> _Set exercise_: Please recast the records below as a JSON list of strings with one string per line, skipping blank lines and leaving out the pictures.

--- Data for this task ---

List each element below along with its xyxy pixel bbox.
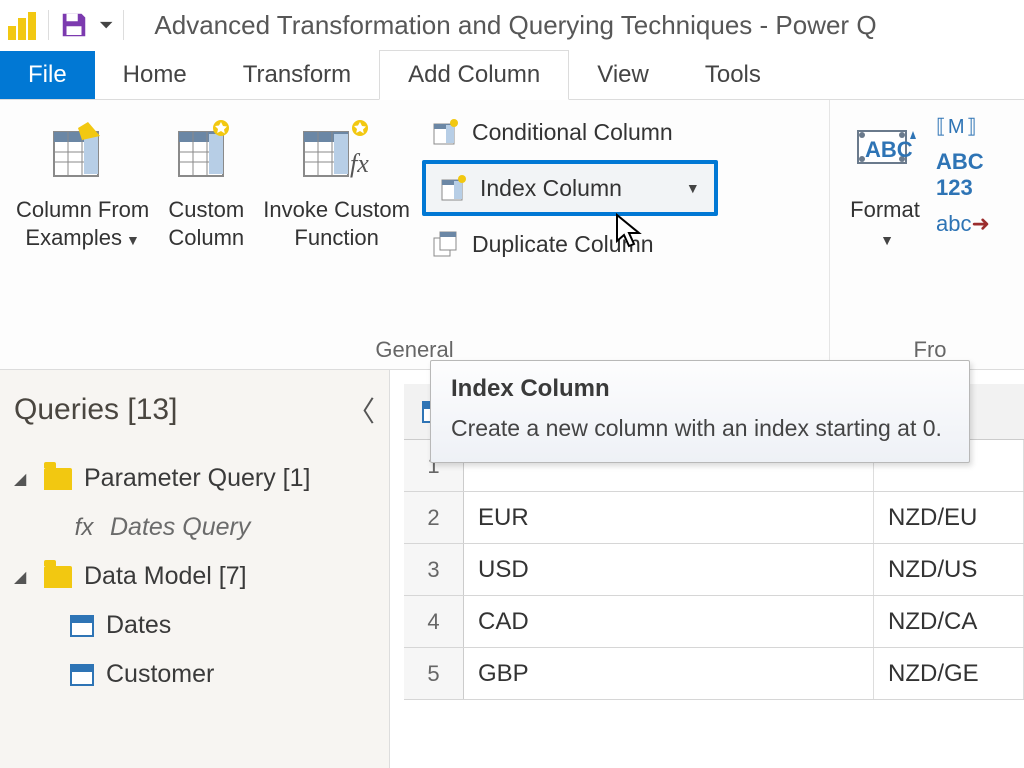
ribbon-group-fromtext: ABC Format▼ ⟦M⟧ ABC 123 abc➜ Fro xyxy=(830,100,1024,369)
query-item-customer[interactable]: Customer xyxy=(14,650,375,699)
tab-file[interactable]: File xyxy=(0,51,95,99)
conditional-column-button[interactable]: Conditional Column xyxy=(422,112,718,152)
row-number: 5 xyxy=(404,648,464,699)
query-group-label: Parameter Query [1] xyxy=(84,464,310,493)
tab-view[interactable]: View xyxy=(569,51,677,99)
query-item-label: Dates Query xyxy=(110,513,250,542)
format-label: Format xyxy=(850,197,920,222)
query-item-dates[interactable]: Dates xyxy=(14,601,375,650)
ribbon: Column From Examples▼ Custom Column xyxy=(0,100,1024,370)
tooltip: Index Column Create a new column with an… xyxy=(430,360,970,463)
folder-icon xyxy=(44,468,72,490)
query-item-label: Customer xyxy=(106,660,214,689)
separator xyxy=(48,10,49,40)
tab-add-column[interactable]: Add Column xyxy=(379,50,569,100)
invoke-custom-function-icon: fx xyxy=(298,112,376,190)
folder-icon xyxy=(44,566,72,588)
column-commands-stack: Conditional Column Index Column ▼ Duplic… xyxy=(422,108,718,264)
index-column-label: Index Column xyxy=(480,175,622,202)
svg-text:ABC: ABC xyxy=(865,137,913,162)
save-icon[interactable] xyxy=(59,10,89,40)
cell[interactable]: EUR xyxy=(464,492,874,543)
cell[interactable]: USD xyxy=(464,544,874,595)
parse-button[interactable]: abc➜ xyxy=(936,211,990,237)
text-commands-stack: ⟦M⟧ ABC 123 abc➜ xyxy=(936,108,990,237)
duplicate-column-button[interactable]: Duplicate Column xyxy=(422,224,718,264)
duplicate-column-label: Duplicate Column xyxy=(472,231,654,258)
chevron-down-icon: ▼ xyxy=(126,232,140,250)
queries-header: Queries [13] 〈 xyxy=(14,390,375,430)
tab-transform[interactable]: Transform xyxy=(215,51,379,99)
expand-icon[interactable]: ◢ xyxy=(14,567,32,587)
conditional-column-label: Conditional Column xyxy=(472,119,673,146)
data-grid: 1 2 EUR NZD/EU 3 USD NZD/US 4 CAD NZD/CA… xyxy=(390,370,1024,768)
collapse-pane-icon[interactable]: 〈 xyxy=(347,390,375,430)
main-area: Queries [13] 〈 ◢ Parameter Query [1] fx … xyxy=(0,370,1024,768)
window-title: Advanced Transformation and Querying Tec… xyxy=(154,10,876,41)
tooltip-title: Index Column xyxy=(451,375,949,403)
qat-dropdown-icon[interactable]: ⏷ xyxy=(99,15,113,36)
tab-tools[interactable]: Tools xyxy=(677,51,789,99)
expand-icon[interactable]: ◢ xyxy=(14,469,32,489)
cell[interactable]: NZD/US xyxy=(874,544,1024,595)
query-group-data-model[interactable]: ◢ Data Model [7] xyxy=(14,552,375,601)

---

> _Output of the task_:
[
  "List each element below along with its xyxy pixel bbox.",
  "ribbon-group-fromtext: ABC Format▼ ⟦M⟧ ABC 123 abc➜ Fro xyxy=(830,100,1024,369)",
  "query-item-customer[interactable]: Customer xyxy=(14,650,375,699)",
  "tab-file[interactable]: File xyxy=(0,51,95,99)",
  "conditional-column-button[interactable]: Conditional Column xyxy=(422,112,718,152)",
  "row-number: 5 xyxy=(404,648,464,699)",
  "query-group-label: Parameter Query [1] xyxy=(84,464,310,493)",
  "tab-view[interactable]: View xyxy=(569,51,677,99)",
  "query-item-label: Dates Query xyxy=(110,513,250,542)",
  "format-label: Format xyxy=(850,197,920,222)",
  "query-item-dates[interactable]: Dates xyxy=(14,601,375,650)",
  "ribbon: Column From Examples▼ Custom Column xyxy=(0,100,1024,370)",
  "tooltip: Index Column Create a new column with an… xyxy=(430,360,970,463)",
  "folder-icon xyxy=(44,468,72,490)",
  "query-item-label: Customer xyxy=(106,660,214,689)",
  "separator xyxy=(48,10,49,40)",
  "tab-add-column[interactable]: Add Column xyxy=(379,50,569,100)",
  "invoke-custom-function-icon: fx xyxy=(298,112,376,190)",
  "folder-icon xyxy=(44,566,72,588)",
  "column-commands-stack: Conditional Column Index Column ▼ Duplic… xyxy=(422,108,718,264)",
  "index-column-label: Index Column xyxy=(480,175,622,202)",
  "svg-text:ABC: ABC xyxy=(865,137,913,162)",
  "save-icon[interactable] xyxy=(59,10,89,40)",
  "cell[interactable]: EUR xyxy=(464,492,874,543)",
  "cell[interactable]: USD xyxy=(464,544,874,595)",
  "parse-button[interactable]: abc➜ xyxy=(936,211,990,237)",
  "text-commands-stack: ⟦M⟧ ABC 123 abc➜ xyxy=(936,108,990,237)",
  "duplicate-column-button[interactable]: Duplicate Column xyxy=(422,224,718,264)",
  "duplicate-column-label: Duplicate Column xyxy=(472,231,654,258)",
  "chevron-down-icon: ▼ xyxy=(126,232,140,250)",
  "queries-header: Queries [13] 〈 xyxy=(14,390,375,430)",
  "tab-transform[interactable]: Transform xyxy=(215,51,379,99)",
  "expand-icon[interactable]: ◢ xyxy=(14,567,32,587)",
  "conditional-column-label: Conditional Column xyxy=(472,119,673,146)",
  "data-grid: 1 2 EUR NZD/EU 3 USD NZD/US 4 CAD NZD/CA… xyxy=(390,370,1024,768)",
  "collapse-pane-icon[interactable]: 〈 xyxy=(347,390,375,430)",
  "main-area: Queries [13] 〈 ◢ Parameter Query [1] fx … xyxy=(0,370,1024,768)",
  "window-title: Advanced Transformation and Querying Tec… xyxy=(154,10,876,41)",
  "tooltip-title: Index Column xyxy=(451,375,949,403)",
  "qat-dropdown-icon[interactable]: ⏷ xyxy=(99,15,113,36)",
  "tab-tools[interactable]: Tools xyxy=(677,51,789,99)",
  "expand-icon[interactable]: ◢ xyxy=(14,469,32,489)",
  "cell[interactable]: NZD/US xyxy=(874,544,1024,595)",
  "query-group-data-model[interactable]: ◢ Data Model [7] xyxy=(14,552,375,601)"
]